(Data extracted from a collection)
────────────────

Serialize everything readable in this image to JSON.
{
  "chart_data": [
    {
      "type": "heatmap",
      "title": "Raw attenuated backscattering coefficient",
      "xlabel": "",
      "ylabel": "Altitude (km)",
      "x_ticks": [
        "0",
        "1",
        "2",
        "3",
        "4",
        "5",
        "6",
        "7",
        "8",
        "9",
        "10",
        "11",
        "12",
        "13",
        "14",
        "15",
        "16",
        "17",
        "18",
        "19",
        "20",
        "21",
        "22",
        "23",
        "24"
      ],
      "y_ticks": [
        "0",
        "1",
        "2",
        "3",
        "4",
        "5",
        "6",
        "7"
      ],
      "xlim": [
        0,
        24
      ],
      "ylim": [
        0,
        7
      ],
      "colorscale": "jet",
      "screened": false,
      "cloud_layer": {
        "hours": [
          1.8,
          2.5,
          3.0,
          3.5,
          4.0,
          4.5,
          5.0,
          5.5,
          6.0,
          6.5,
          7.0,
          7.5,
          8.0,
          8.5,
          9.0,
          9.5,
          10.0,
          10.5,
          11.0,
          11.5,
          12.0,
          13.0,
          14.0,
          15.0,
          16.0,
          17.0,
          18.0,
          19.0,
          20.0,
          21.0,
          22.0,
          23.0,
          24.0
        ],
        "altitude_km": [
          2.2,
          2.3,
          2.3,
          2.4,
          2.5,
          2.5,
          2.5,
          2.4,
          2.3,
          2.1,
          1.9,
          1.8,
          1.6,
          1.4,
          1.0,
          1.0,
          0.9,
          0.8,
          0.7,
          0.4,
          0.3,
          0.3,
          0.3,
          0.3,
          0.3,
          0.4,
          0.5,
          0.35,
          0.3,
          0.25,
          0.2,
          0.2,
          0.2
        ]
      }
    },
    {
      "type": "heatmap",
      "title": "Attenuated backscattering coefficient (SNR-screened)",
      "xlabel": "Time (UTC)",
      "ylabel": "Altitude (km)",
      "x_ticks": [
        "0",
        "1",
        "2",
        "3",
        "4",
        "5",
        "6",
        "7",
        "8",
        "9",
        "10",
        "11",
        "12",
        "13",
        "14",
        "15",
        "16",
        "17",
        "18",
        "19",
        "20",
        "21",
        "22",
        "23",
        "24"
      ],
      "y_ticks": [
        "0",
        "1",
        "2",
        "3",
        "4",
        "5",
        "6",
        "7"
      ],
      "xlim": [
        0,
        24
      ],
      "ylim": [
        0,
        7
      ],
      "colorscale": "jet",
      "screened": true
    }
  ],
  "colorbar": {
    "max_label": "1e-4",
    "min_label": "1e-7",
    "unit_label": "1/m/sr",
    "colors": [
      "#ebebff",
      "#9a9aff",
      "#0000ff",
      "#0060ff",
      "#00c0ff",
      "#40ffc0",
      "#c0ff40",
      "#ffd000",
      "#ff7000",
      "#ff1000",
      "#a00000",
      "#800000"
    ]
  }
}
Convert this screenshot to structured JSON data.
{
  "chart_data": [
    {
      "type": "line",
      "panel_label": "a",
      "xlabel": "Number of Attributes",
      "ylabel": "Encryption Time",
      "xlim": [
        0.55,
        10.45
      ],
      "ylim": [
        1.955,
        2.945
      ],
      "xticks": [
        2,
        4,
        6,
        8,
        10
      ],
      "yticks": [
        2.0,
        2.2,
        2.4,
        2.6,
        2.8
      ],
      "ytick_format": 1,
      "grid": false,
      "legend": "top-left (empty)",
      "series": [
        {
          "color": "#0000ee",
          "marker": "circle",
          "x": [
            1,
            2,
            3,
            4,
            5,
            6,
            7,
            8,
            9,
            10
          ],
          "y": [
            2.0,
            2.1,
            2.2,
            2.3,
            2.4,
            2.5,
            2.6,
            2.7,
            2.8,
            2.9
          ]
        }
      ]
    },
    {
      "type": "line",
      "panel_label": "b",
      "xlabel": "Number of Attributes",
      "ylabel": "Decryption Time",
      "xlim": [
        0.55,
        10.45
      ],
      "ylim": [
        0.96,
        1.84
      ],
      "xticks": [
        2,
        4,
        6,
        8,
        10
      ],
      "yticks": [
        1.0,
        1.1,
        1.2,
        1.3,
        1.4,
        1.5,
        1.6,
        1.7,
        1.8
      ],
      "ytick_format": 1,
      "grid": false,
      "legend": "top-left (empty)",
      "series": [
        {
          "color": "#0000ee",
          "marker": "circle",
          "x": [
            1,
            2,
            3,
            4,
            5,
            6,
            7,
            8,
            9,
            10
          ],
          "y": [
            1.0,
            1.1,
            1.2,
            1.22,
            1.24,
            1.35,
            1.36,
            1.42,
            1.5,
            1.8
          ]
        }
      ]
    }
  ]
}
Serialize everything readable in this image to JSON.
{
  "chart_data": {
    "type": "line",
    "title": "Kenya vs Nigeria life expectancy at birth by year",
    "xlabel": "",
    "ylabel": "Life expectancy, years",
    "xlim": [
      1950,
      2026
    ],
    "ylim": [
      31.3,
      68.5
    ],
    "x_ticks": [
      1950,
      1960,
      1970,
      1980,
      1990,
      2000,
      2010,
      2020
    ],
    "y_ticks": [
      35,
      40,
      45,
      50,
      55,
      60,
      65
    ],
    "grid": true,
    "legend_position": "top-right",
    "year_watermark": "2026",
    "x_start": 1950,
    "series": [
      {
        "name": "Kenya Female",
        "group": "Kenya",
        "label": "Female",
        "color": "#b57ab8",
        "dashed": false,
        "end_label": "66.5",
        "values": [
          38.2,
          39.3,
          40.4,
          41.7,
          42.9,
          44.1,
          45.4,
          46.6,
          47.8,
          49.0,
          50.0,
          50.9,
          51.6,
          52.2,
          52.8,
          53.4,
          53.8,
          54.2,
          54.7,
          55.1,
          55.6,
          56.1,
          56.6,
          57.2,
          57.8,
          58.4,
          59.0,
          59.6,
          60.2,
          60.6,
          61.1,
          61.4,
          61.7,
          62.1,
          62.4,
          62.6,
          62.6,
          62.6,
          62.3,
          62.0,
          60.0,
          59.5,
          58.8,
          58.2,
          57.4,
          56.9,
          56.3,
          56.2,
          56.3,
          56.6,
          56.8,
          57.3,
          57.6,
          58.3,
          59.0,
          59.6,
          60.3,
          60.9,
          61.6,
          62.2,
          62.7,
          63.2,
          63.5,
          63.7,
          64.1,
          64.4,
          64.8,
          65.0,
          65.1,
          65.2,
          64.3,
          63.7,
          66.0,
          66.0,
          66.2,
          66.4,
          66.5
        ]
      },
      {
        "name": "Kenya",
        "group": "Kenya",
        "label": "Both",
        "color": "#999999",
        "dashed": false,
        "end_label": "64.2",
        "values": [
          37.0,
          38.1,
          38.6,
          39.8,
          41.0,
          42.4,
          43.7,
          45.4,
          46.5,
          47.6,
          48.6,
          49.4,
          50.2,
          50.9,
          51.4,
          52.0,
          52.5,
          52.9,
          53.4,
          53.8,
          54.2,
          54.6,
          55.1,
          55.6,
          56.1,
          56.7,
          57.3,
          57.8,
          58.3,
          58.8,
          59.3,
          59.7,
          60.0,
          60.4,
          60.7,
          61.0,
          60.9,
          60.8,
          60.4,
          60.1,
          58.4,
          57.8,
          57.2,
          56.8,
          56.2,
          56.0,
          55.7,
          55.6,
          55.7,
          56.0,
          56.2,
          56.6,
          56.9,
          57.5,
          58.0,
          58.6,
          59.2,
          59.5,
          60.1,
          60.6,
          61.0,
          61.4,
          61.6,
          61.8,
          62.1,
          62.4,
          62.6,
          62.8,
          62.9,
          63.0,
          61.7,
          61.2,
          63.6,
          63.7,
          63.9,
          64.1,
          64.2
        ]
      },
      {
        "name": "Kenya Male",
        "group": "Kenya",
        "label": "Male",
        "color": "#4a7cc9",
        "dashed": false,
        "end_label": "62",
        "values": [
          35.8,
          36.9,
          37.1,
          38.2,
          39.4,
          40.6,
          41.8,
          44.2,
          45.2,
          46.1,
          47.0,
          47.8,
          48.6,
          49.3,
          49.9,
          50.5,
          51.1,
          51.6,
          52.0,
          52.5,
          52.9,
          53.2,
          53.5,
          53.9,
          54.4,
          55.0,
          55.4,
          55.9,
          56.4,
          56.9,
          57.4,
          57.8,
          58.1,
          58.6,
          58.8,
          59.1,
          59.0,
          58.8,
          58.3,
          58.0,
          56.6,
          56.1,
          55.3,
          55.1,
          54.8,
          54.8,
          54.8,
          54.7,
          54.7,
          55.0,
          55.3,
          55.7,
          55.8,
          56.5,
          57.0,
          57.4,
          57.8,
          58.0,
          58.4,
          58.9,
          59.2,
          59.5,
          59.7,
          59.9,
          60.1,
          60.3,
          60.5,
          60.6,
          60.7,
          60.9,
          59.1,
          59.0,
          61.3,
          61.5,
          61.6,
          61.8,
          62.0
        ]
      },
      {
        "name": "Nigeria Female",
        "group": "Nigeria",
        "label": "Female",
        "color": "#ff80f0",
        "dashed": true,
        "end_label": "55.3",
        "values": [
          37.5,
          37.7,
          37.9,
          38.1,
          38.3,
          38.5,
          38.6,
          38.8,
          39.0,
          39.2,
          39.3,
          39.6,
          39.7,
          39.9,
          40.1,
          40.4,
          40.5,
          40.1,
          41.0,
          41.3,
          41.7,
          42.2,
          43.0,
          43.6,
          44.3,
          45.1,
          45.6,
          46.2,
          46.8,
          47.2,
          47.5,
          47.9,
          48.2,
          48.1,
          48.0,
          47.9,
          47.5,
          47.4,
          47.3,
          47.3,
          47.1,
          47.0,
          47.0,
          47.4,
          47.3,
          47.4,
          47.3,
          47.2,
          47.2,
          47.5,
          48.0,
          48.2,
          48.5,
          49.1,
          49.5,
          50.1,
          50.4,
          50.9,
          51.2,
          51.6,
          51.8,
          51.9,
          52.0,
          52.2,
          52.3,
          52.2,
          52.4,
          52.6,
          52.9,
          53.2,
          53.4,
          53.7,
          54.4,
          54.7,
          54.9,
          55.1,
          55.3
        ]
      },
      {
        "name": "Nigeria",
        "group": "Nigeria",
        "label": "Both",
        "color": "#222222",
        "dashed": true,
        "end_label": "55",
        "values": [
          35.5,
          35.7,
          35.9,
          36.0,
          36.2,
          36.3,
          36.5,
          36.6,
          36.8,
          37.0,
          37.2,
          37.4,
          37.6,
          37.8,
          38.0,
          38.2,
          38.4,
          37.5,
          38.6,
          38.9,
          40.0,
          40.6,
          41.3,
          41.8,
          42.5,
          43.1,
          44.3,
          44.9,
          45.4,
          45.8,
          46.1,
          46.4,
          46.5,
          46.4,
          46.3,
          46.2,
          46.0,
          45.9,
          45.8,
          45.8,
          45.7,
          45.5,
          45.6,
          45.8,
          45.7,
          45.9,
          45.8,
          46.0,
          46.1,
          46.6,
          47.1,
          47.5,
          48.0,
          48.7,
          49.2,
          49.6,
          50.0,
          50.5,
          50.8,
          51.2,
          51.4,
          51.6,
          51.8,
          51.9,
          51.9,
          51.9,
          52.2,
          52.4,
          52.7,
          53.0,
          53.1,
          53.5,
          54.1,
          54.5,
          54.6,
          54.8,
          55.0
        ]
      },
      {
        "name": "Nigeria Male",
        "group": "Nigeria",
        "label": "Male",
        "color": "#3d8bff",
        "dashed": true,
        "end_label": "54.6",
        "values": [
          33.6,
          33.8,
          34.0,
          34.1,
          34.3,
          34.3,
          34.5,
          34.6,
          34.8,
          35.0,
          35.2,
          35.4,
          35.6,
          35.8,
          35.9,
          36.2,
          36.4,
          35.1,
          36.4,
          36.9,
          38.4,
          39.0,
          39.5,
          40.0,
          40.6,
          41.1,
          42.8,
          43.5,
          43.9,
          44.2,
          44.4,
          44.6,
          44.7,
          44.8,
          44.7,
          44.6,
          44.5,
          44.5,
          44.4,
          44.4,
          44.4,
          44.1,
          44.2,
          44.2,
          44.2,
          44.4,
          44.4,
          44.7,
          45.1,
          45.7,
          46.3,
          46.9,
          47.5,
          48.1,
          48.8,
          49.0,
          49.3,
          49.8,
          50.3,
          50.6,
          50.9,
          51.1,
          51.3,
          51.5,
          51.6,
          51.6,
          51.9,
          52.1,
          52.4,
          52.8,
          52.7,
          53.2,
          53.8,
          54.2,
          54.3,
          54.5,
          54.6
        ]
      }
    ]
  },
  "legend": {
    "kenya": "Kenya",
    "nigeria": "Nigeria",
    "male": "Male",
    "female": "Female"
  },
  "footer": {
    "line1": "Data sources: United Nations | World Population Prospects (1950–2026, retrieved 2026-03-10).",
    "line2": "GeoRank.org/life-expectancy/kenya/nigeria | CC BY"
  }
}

────────────────

*WRITTEN REQUEST:* The answer is a single number: how many lines include the word "xlabel"?

*SOLUTION TO THE PROBLEM:* 5